TASK DETAILS: Do not copy the pictures; transcribe all other material exactly.

----------------

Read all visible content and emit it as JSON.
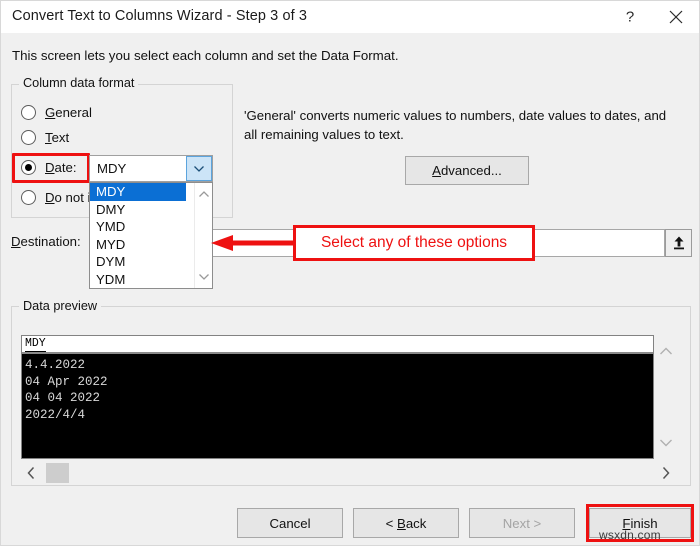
{
  "window": {
    "title": "Convert Text to Columns Wizard - Step 3 of 3",
    "help_icon": "?",
    "close_icon": "×"
  },
  "intro": {
    "text": "This screen lets you select each column and set the Data Format."
  },
  "column_data_format": {
    "caption": "Column data format",
    "options": [
      {
        "label": "General",
        "accel": "G",
        "checked": false
      },
      {
        "label": "Text",
        "accel": "T",
        "checked": false
      },
      {
        "label": "Date:",
        "accel": "D",
        "checked": true
      },
      {
        "label": "Do not import column (skip)",
        "accel": "D",
        "checked": false
      }
    ]
  },
  "date_format": {
    "selected": "MDY",
    "options": [
      "MDY",
      "DMY",
      "YMD",
      "MYD",
      "DYM",
      "YDM"
    ],
    "dropdown_open": true
  },
  "info": {
    "text": "'General' converts numeric values to numbers, date values to dates, and all remaining values to text.",
    "advanced_label": "Advanced..."
  },
  "destination": {
    "label": "Destination:",
    "value": "",
    "picker_icon": "range-select-icon"
  },
  "annotation": {
    "callout_text": "Select any of these options",
    "color": "#ee1111"
  },
  "data_preview": {
    "caption": "Data preview",
    "column_header": "MDY",
    "rows": [
      "4.4.2022",
      "04 Apr 2022",
      "04 04 2022",
      "2022/4/4"
    ]
  },
  "footer": {
    "cancel": "Cancel",
    "back": "< Back",
    "back_accel": "B",
    "next": "Next >",
    "next_enabled": false,
    "finish": "Finish",
    "finish_accel": "F",
    "finish_highlighted": true
  },
  "watermark": {
    "text": "wsxdn.com"
  }
}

----------------

THE SOLUTION:
Read all visible content and emit it as JSON.
{
  "window": {
    "title": "Convert Text to Columns Wizard - Step 3 of 3",
    "help_icon": "?",
    "close_icon": "×"
  },
  "intro": {
    "text": "This screen lets you select each column and set the Data Format."
  },
  "column_data_format": {
    "caption": "Column data format",
    "options": [
      {
        "label": "General",
        "accel": "G",
        "checked": false
      },
      {
        "label": "Text",
        "accel": "T",
        "checked": false
      },
      {
        "label": "Date:",
        "accel": "D",
        "checked": true
      },
      {
        "label": "Do not import column (skip)",
        "accel": "D",
        "checked": false
      }
    ]
  },
  "date_format": {
    "selected": "MDY",
    "options": [
      "MDY",
      "DMY",
      "YMD",
      "MYD",
      "DYM",
      "YDM"
    ],
    "dropdown_open": true
  },
  "info": {
    "text": "'General' converts numeric values to numbers, date values to dates, and all remaining values to text.",
    "advanced_label": "Advanced..."
  },
  "destination": {
    "label": "Destination:",
    "value": "",
    "picker_icon": "range-select-icon"
  },
  "annotation": {
    "callout_text": "Select any of these options",
    "color": "#ee1111"
  },
  "data_preview": {
    "caption": "Data preview",
    "column_header": "MDY",
    "rows": [
      "4.4.2022",
      "04 Apr 2022",
      "04 04 2022",
      "2022/4/4"
    ]
  },
  "footer": {
    "cancel": "Cancel",
    "back": "< Back",
    "back_accel": "B",
    "next": "Next >",
    "next_enabled": false,
    "finish": "Finish",
    "finish_accel": "F",
    "finish_highlighted": true
  },
  "watermark": {
    "text": "wsxdn.com"
  }
}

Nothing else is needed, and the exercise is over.